Written request: Give back each entry unchanged, minus pictures.

(Data excerpts)
>> Start

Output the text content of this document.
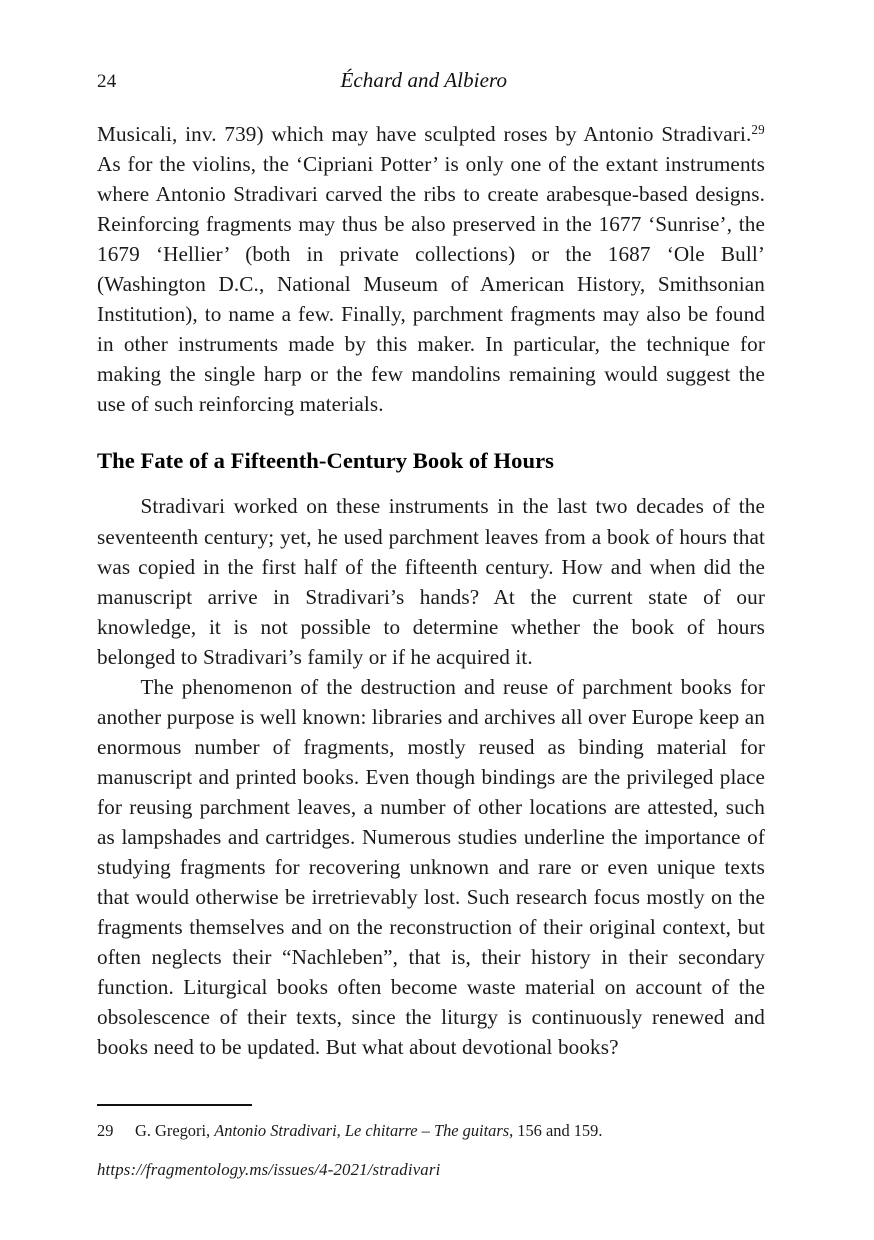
24	Échard and Albiero

Musicali, inv. 739) which may have sculpted roses by Antonio Stradivari.$^{29}$ As for the violins, the ‘Cipriani Potter’ is only one of the extant instruments where Antonio Stradivari carved the ribs to create arabesque-based designs. Reinforcing fragments may thus be also preserved in the 1677 ‘Sunrise’, the 1679 ‘Hellier’ (both in private collections) or the 1687 ‘Ole Bull’ (Washington D.C., National Museum of American History, Smithsonian Institution), to name a few. Finally, parchment fragments may also be found in other instruments made by this maker. In particular, the technique for making the single harp or the few mandolins remaining would suggest the use of such reinforcing materials.

The Fate of a Fifteenth-Century Book of Hours

Stradivari worked on these instruments in the last two decades of the seventeenth century; yet, he used parchment leaves from a book of hours that was copied in the first half of the fifteenth century. How and when did the manuscript arrive in Stradivari’s hands? At the current state of our knowledge, it is not possible to determine whether the book of hours belonged to Stradivari’s family or if he acquired it.

The phenomenon of the destruction and reuse of parchment books for another purpose is well known: libraries and archives all over Europe keep an enormous number of fragments, mostly reused as binding material for manuscript and printed books. Even though bindings are the privileged place for reusing parchment leaves, a number of other locations are attested, such as lampshades and cartridges. Numerous studies underline the importance of studying fragments for recovering unknown and rare or even unique texts that would otherwise be irretrievably lost. Such research focus mostly on the fragments themselves and on the reconstruction of their original context, but often neglects their “Nachleben”, that is, their history in their secondary function. Liturgical books often become waste material on account of the obsolescence of their texts, since the liturgy is continuously renewed and books need to be updated. But what about devotional books?

29	G. Gregori, Antonio Stradivari, Le chitarre – The guitars, 156 and 159.
https://fragmentology.ms/issues/4-2021/stradivari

>> End

Solution for this exercise:
Output the text content of this document.
24	Échard and Albiero

Musicali, inv. 739) which may have sculpted roses by Antonio Stradivari.$^{29}$ As for the violins, the ‘Cipriani Potter’ is only one of the extant instruments where Antonio Stradivari carved the ribs to create arabesque-based designs. Reinforcing fragments may thus be also preserved in the 1677 ‘Sunrise’, the 1679 ‘Hellier’ (both in private collections) or the 1687 ‘Ole Bull’ (Washington D.C., National Museum of American History, Smithsonian Institution), to name a few. Finally, parchment fragments may also be found in other instruments made by this maker. In particular, the technique for making the single harp or the few mandolins remaining would suggest the use of such reinforcing materials.

The Fate of a Fifteenth-Century Book of Hours

Stradivari worked on these instruments in the last two decades of the seventeenth century; yet, he used parchment leaves from a book of hours that was copied in the first half of the fifteenth century. How and when did the manuscript arrive in Stradivari’s hands? At the current state of our knowledge, it is not possible to determine whether the book of hours belonged to Stradivari’s family or if he acquired it.

The phenomenon of the destruction and reuse of parchment books for another purpose is well known: libraries and archives all over Europe keep an enormous number of fragments, mostly reused as binding material for manuscript and printed books. Even though bindings are the privileged place for reusing parchment leaves, a number of other locations are attested, such as lampshades and cartridges. Numerous studies underline the importance of studying fragments for recovering unknown and rare or even unique texts that would otherwise be irretrievably lost. Such research focus mostly on the fragments themselves and on the reconstruction of their original context, but often neglects their “Nachleben”, that is, their history in their secondary function. Liturgical books often become waste material on account of the obsolescence of their texts, since the liturgy is continuously renewed and books need to be updated. But what about devotional books?

29	G. Gregori, Antonio Stradivari, Le chitarre – The guitars, 156 and 159.
https://fragmentology.ms/issues/4-2021/stradivari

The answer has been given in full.